Stored records:
[START]
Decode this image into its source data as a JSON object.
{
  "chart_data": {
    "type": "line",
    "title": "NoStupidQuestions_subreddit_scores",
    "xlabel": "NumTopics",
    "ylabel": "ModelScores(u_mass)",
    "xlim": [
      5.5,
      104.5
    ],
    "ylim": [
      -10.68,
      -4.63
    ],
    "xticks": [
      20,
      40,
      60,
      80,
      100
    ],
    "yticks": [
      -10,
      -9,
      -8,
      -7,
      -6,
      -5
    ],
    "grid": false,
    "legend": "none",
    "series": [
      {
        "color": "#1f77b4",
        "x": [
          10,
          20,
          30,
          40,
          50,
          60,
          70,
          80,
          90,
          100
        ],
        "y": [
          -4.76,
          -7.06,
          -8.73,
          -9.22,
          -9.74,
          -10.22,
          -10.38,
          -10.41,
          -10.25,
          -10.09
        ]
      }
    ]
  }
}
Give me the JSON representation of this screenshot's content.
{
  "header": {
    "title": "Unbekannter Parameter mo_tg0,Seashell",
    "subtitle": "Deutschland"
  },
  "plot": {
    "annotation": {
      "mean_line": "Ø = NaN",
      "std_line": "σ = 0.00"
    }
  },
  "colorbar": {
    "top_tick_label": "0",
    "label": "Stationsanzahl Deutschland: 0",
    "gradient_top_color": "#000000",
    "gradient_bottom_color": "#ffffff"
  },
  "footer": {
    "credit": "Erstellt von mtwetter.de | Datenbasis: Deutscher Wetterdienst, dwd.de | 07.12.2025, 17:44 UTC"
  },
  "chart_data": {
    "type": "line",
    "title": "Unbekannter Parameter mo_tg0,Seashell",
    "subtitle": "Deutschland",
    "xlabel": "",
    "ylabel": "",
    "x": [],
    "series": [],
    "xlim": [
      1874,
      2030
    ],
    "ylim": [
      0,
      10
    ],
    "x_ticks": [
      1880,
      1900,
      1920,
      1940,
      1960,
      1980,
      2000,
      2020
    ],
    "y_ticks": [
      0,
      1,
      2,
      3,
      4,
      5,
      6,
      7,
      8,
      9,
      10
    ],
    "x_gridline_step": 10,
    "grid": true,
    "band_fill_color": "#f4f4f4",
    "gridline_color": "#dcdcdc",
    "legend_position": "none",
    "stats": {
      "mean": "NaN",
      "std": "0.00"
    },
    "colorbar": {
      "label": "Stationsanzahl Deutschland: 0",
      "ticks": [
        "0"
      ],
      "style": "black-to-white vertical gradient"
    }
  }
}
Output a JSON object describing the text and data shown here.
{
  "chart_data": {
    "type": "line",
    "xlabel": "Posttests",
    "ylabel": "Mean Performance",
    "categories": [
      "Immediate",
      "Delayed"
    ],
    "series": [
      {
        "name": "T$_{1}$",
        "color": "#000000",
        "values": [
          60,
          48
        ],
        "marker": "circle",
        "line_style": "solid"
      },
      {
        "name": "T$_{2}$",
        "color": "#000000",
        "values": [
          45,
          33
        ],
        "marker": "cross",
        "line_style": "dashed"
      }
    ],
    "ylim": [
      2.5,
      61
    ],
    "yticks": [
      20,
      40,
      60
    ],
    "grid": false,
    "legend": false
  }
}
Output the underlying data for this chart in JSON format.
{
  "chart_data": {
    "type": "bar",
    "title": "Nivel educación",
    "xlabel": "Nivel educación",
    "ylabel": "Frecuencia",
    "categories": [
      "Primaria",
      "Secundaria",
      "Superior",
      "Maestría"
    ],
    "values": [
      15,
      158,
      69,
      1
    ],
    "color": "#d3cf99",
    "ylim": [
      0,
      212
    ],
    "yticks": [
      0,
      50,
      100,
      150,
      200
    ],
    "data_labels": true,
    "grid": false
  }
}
[END]
Instruction: Reproduce the listing shown above in its entirety, exactly.

Solution for this task:
Decode this image into its source data as a JSON object.
{
  "chart_data": {
    "type": "line",
    "title": "NoStupidQuestions_subreddit_scores",
    "xlabel": "NumTopics",
    "ylabel": "ModelScores(u_mass)",
    "xlim": [
      5.5,
      104.5
    ],
    "ylim": [
      -10.68,
      -4.63
    ],
    "xticks": [
      20,
      40,
      60,
      80,
      100
    ],
    "yticks": [
      -10,
      -9,
      -8,
      -7,
      -6,
      -5
    ],
    "grid": false,
    "legend": "none",
    "series": [
      {
        "color": "#1f77b4",
        "x": [
          10,
          20,
          30,
          40,
          50,
          60,
          70,
          80,
          90,
          100
        ],
        "y": [
          -4.76,
          -7.06,
          -8.73,
          -9.22,
          -9.74,
          -10.22,
          -10.38,
          -10.41,
          -10.25,
          -10.09
        ]
      }
    ]
  }
}
Give me the JSON representation of this screenshot's content.
{
  "header": {
    "title": "Unbekannter Parameter mo_tg0,Seashell",
    "subtitle": "Deutschland"
  },
  "plot": {
    "annotation": {
      "mean_line": "Ø = NaN",
      "std_line": "σ = 0.00"
    }
  },
  "colorbar": {
    "top_tick_label": "0",
    "label": "Stationsanzahl Deutschland: 0",
    "gradient_top_color": "#000000",
    "gradient_bottom_color": "#ffffff"
  },
  "footer": {
    "credit": "Erstellt von mtwetter.de | Datenbasis: Deutscher Wetterdienst, dwd.de | 07.12.2025, 17:44 UTC"
  },
  "chart_data": {
    "type": "line",
    "title": "Unbekannter Parameter mo_tg0,Seashell",
    "subtitle": "Deutschland",
    "xlabel": "",
    "ylabel": "",
    "x": [],
    "series": [],
    "xlim": [
      1874,
      2030
    ],
    "ylim": [
      0,
      10
    ],
    "x_ticks": [
      1880,
      1900,
      1920,
      1940,
      1960,
      1980,
      2000,
      2020
    ],
    "y_ticks": [
      0,
      1,
      2,
      3,
      4,
      5,
      6,
      7,
      8,
      9,
      10
    ],
    "x_gridline_step": 10,
    "grid": true,
    "band_fill_color": "#f4f4f4",
    "gridline_color": "#dcdcdc",
    "legend_position": "none",
    "stats": {
      "mean": "NaN",
      "std": "0.00"
    },
    "colorbar": {
      "label": "Stationsanzahl Deutschland: 0",
      "ticks": [
        "0"
      ],
      "style": "black-to-white vertical gradient"
    }
  }
}
Output a JSON object describing the text and data shown here.
{
  "chart_data": {
    "type": "line",
    "xlabel": "Posttests",
    "ylabel": "Mean Performance",
    "categories": [
      "Immediate",
      "Delayed"
    ],
    "series": [
      {
        "name": "T$_{1}$",
        "color": "#000000",
        "values": [
          60,
          48
        ],
        "marker": "circle",
        "line_style": "solid"
      },
      {
        "name": "T$_{2}$",
        "color": "#000000",
        "values": [
          45,
          33
        ],
        "marker": "cross",
        "line_style": "dashed"
      }
    ],
    "ylim": [
      2.5,
      61
    ],
    "yticks": [
      20,
      40,
      60
    ],
    "grid": false,
    "legend": false
  }
}
Output the underlying data for this chart in JSON format.
{
  "chart_data": {
    "type": "bar",
    "title": "Nivel educación",
    "xlabel": "Nivel educación",
    "ylabel": "Frecuencia",
    "categories": [
      "Primaria",
      "Secundaria",
      "Superior",
      "Maestría"
    ],
    "values": [
      15,
      158,
      69,
      1
    ],
    "color": "#d3cf99",
    "ylim": [
      0,
      212
    ],
    "yticks": [
      0,
      50,
      100,
      150,
      200
    ],
    "data_labels": true,
    "grid": false
  }
}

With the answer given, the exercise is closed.